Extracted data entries
»»

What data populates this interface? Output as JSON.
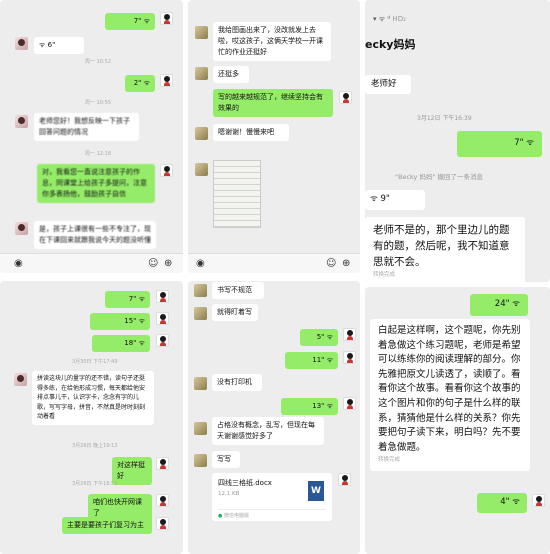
{
  "p1": {
    "b1": "7\"",
    "v1": "6\"",
    "ts1": "周一 10:52",
    "b2": "2\"",
    "ts2": "周一 10:55",
    "m1": "老师您好！我想反映一下孩子回答问题的情况",
    "ts3": "周一 12:18",
    "m2": "对，我看您一直说注意孩子的作息，同课堂上给孩子多提问，注意你多表扬他，鼓励孩子自信",
    "m3": "是，孩子上课很有一些不专注了，现在下课回来就跟我说今天的题没听懂"
  },
  "p2": {
    "m1": "我给图画出来了，没改就发上去啦，哎这孩子，这俩天学校一开课忙的作业还挺好",
    "m2": "还挺多",
    "m3": "写的越来越规范了，继续坚持会有效果的",
    "m4": "嗯谢谢！慢慢来吧"
  },
  "p3": {
    "title": "ecky妈妈",
    "m1": "老师好",
    "ts1": "3月12日 下午16:39",
    "b1": "7\"",
    "recall": "\"Becky 妈妈\" 撤回了一条消息",
    "v1": "9\"",
    "m2": "老师不是的，那个里边儿的题有的题，然后呢，我不知道意思就不会。",
    "done1": "转换完成",
    "b2": "24\"",
    "m3": "白起是这样啊，这个题呢，你先别着急做这个练习题呢，老师是希望可以练练你的阅读理解的部分。你先雅把原文儿读透了，读顺了。看看你这个故事。看看你这个故事的这个图片和你的句子是什么样的联系，猜猜他是什么样的关系？你先要把句子读下来，明白吗？先不要着急做题。",
    "done2": "转换完成",
    "b3": "4\""
  },
  "p4": {
    "b1": "7\"",
    "b2": "15\"",
    "b3": "18\"",
    "ts1": "3月30日 下午17:49",
    "m1": "拼读这块儿的量字的还不错，读句子还挺得多练，在给他形成习惯，每天都给他安排点事儿干，认识字卡，念念有字的儿歌，写写字母，拼音，不然真是时时刻刻动着看",
    "ts2": "3月26日 晚上19:13",
    "m2": "对这样挺好",
    "ts3": "3月26日 下午16:53",
    "m3": "咱们也快开网课了",
    "m4": "主要是要孩子们复习为主"
  },
  "p5": {
    "m1": "书写不规范",
    "m2": "就得盯着写",
    "b1": "5\"",
    "b2": "11\"",
    "m3": "没有打印机",
    "b3": "13\"",
    "m4": "占格没有概念，乱写，但现在每天谢谢感觉好多了",
    "m5": "写写",
    "file_name": "四线三格纸.docx",
    "file_size": "12.1 KB",
    "file_app": "微信电脑版"
  }
}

««

> Exercise: Reproduce each line of the records exactly, and omit every picture.

> Result below:
What data populates this interface? Output as JSON.
{
  "p1": {
    "b1": "7\"",
    "v1": "6\"",
    "ts1": "周一 10:52",
    "b2": "2\"",
    "ts2": "周一 10:55",
    "m1": "老师您好！我想反映一下孩子回答问题的情况",
    "ts3": "周一 12:18",
    "m2": "对，我看您一直说注意孩子的作息，同课堂上给孩子多提问，注意你多表扬他，鼓励孩子自信",
    "m3": "是，孩子上课很有一些不专注了，现在下课回来就跟我说今天的题没听懂"
  },
  "p2": {
    "m1": "我给图画出来了，没改就发上去啦，哎这孩子，这俩天学校一开课忙的作业还挺好",
    "m2": "还挺多",
    "m3": "写的越来越规范了，继续坚持会有效果的",
    "m4": "嗯谢谢！慢慢来吧"
  },
  "p3": {
    "title": "ecky妈妈",
    "m1": "老师好",
    "ts1": "3月12日 下午16:39",
    "b1": "7\"",
    "recall": "\"Becky 妈妈\" 撤回了一条消息",
    "v1": "9\"",
    "m2": "老师不是的，那个里边儿的题有的题，然后呢，我不知道意思就不会。",
    "done1": "转换完成",
    "b2": "24\"",
    "m3": "白起是这样啊，这个题呢，你先别着急做这个练习题呢，老师是希望可以练练你的阅读理解的部分。你先雅把原文儿读透了，读顺了。看看你这个故事。看看你这个故事的这个图片和你的句子是什么样的联系，猜猜他是什么样的关系？你先要把句子读下来，明白吗？先不要着急做题。",
    "done2": "转换完成",
    "b3": "4\""
  },
  "p4": {
    "b1": "7\"",
    "b2": "15\"",
    "b3": "18\"",
    "ts1": "3月30日 下午17:49",
    "m1": "拼读这块儿的量字的还不错，读句子还挺得多练，在给他形成习惯，每天都给他安排点事儿干，认识字卡，念念有字的儿歌，写写字母，拼音，不然真是时时刻刻动着看",
    "ts2": "3月26日 晚上19:13",
    "m2": "对这样挺好",
    "ts3": "3月26日 下午16:53",
    "m3": "咱们也快开网课了",
    "m4": "主要是要孩子们复习为主"
  },
  "p5": {
    "m1": "书写不规范",
    "m2": "就得盯着写",
    "b1": "5\"",
    "b2": "11\"",
    "m3": "没有打印机",
    "b3": "13\"",
    "m4": "占格没有概念，乱写，但现在每天谢谢感觉好多了",
    "m5": "写写",
    "file_name": "四线三格纸.docx",
    "file_size": "12.1 KB",
    "file_app": "微信电脑版"
  }
}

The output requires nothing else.